Dataset records
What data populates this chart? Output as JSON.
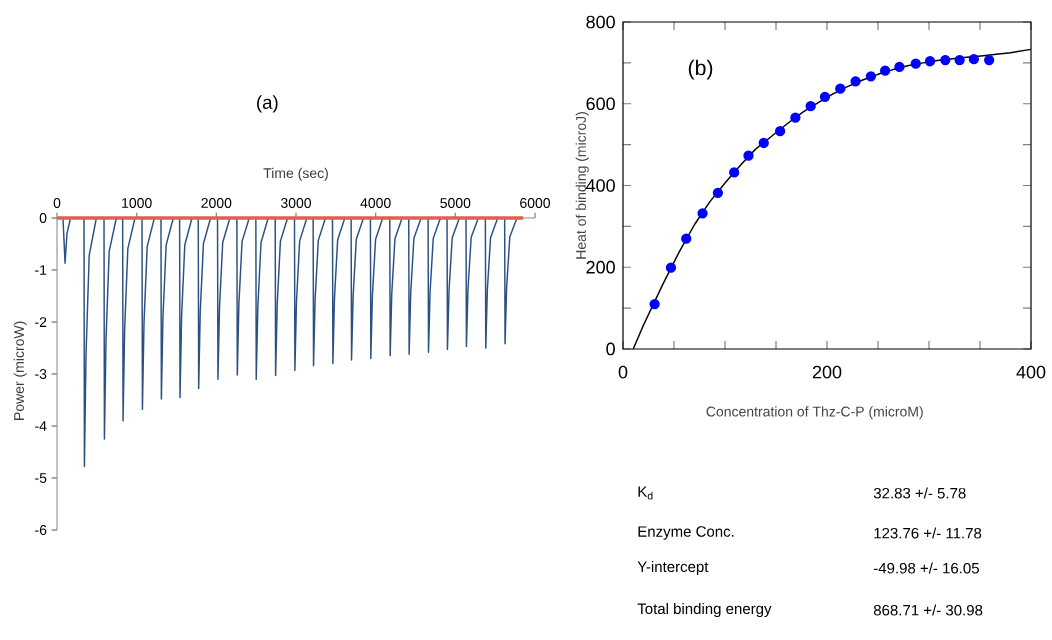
{
  "chart_data": [
    {
      "type": "line",
      "title": "(a)",
      "xlabel": "Time (sec)",
      "ylabel": "Power (microW)",
      "x": [
        0,
        75,
        101,
        125,
        170,
        339,
        344,
        364,
        404,
        494,
        590,
        595,
        615,
        655,
        745,
        824,
        829,
        849,
        889,
        979,
        1067,
        1072,
        1092,
        1132,
        1222,
        1305,
        1310,
        1330,
        1370,
        1460,
        1539,
        1544,
        1564,
        1604,
        1694,
        1773,
        1778,
        1798,
        1838,
        1928,
        2015,
        2020,
        2040,
        2080,
        2170,
        2258,
        2263,
        2283,
        2323,
        2413,
        2496,
        2501,
        2521,
        2561,
        2651,
        2739,
        2744,
        2764,
        2804,
        2894,
        2981,
        2986,
        3006,
        3046,
        3136,
        3215,
        3220,
        3240,
        3280,
        3370,
        3458,
        3463,
        3483,
        3523,
        3613,
        3692,
        3697,
        3717,
        3757,
        3847,
        3934,
        3939,
        3959,
        3999,
        4089,
        4177,
        4182,
        4202,
        4242,
        4332,
        4415,
        4420,
        4440,
        4480,
        4570,
        4658,
        4663,
        4683,
        4723,
        4813,
        4896,
        4901,
        4921,
        4961,
        5051,
        5134,
        5139,
        5159,
        5199,
        5289,
        5377,
        5382,
        5402,
        5442,
        5532,
        5619,
        5624,
        5644,
        5684,
        5774,
        5850
      ],
      "series": [
        {
          "color": "#2b5183",
          "values": [
            0,
            0,
            -0.87,
            -0.3,
            0,
            0,
            -4.78,
            -2.63,
            -0.72,
            0,
            0,
            -4.25,
            -2.34,
            -0.64,
            0,
            0,
            -3.9,
            -2.15,
            -0.59,
            0,
            0,
            -3.68,
            -2.02,
            -0.55,
            0,
            0,
            -3.48,
            -1.91,
            -0.52,
            0,
            0,
            -3.45,
            -1.9,
            -0.52,
            0,
            0,
            -3.28,
            -1.8,
            -0.49,
            0,
            0,
            -3.1,
            -1.71,
            -0.47,
            0,
            0,
            -3.02,
            -1.66,
            -0.45,
            0,
            0,
            -3.1,
            -1.71,
            -0.47,
            0,
            0,
            -3.03,
            -1.67,
            -0.45,
            0,
            0,
            -2.93,
            -1.61,
            -0.44,
            0,
            0,
            -2.84,
            -1.56,
            -0.43,
            0,
            0,
            -2.8,
            -1.54,
            -0.42,
            0,
            0,
            -2.73,
            -1.5,
            -0.41,
            0,
            0,
            -2.7,
            -1.49,
            -0.41,
            0,
            0,
            -2.65,
            -1.46,
            -0.4,
            0,
            0,
            -2.62,
            -1.44,
            -0.39,
            0,
            0,
            -2.58,
            -1.42,
            -0.39,
            0,
            0,
            -2.53,
            -1.39,
            -0.38,
            0,
            0,
            -2.47,
            -1.36,
            -0.37,
            0,
            0,
            -2.5,
            -1.38,
            -0.38,
            0,
            0,
            -2.42,
            -1.33,
            -0.36,
            0,
            0
          ]
        }
      ],
      "xlim": [
        0,
        6000
      ],
      "ylim": [
        -6,
        0
      ],
      "xticks": [
        0,
        1000,
        2000,
        3000,
        4000,
        5000,
        6000
      ],
      "yticks": [
        0,
        -1,
        -2,
        -3,
        -4,
        -5,
        -6
      ],
      "ref_lines": [
        {
          "axis": "y",
          "value": 0,
          "color": "#e0604a"
        }
      ]
    },
    {
      "type": "scatter",
      "title": "(b)",
      "xlabel": "Concentration of Thz-C-P (microM)",
      "ylabel": "Heat of binding (microJ)",
      "series": [
        {
          "type": "scatter",
          "color": "#0000ff",
          "x": [
            31,
            47,
            62,
            78,
            93,
            109,
            123,
            138,
            154,
            169,
            184,
            198,
            213,
            228,
            243,
            257,
            271,
            287,
            301,
            316,
            330,
            344,
            359
          ],
          "values": [
            110,
            199,
            270,
            332,
            382,
            432,
            473,
            504,
            533,
            566,
            594,
            617,
            637,
            655,
            667,
            681,
            690,
            698,
            704,
            707,
            707,
            709,
            707
          ]
        },
        {
          "type": "line",
          "color": "#000000",
          "x": [
            10,
            20,
            39,
            55,
            70,
            85,
            101,
            116,
            130,
            146,
            161,
            176,
            191,
            205,
            220,
            235,
            250,
            264,
            279,
            294,
            308,
            323,
            337,
            351,
            366,
            380,
            400
          ],
          "values": [
            0,
            58,
            158,
            237,
            304,
            360,
            409,
            452,
            489,
            521,
            551,
            579,
            602,
            623,
            642,
            658,
            672,
            683,
            693,
            700,
            706,
            710,
            714,
            717,
            721,
            725,
            733
          ]
        }
      ],
      "xlim": [
        0,
        400
      ],
      "ylim": [
        0,
        800
      ],
      "xticks": [
        0,
        {
          "value": 50,
          "label": null
        },
        {
          "value": 100,
          "label": null
        },
        {
          "value": 150,
          "label": null
        },
        200,
        {
          "value": 250,
          "label": null
        },
        {
          "value": 300,
          "label": null
        },
        {
          "value": 350,
          "label": null
        },
        400
      ],
      "yticks": [
        0,
        {
          "value": 100,
          "label": null
        },
        200,
        {
          "value": 300,
          "label": null
        },
        400,
        {
          "value": 500,
          "label": null
        },
        600,
        {
          "value": 700,
          "label": null
        },
        800
      ]
    },
    {
      "type": "other",
      "annotations": [
        "K$_{d}$",
        "32.83 +/- 5.78",
        "Enzyme Conc.",
        "123.76 +/- 11.78",
        "Y-intercept",
        "-49.98 +/- 16.05",
        "Total binding energy",
        "868.71 +/- 30.98"
      ]
    }
  ]
}
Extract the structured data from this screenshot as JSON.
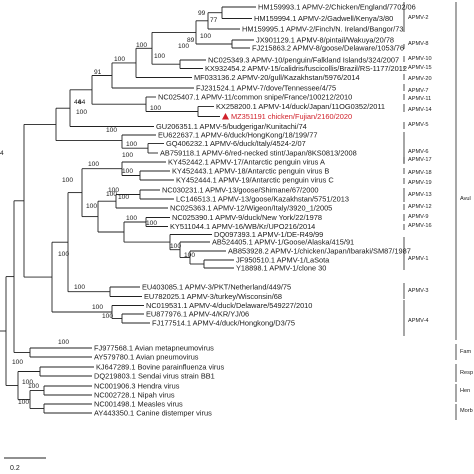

Task brief
Above are the records; report each line in them that includes the word "xlabel".

Output for this exercise
      "xlabel": "Time (sec)",
      "xlabel": "Concentration of Thz-C-P (microM)",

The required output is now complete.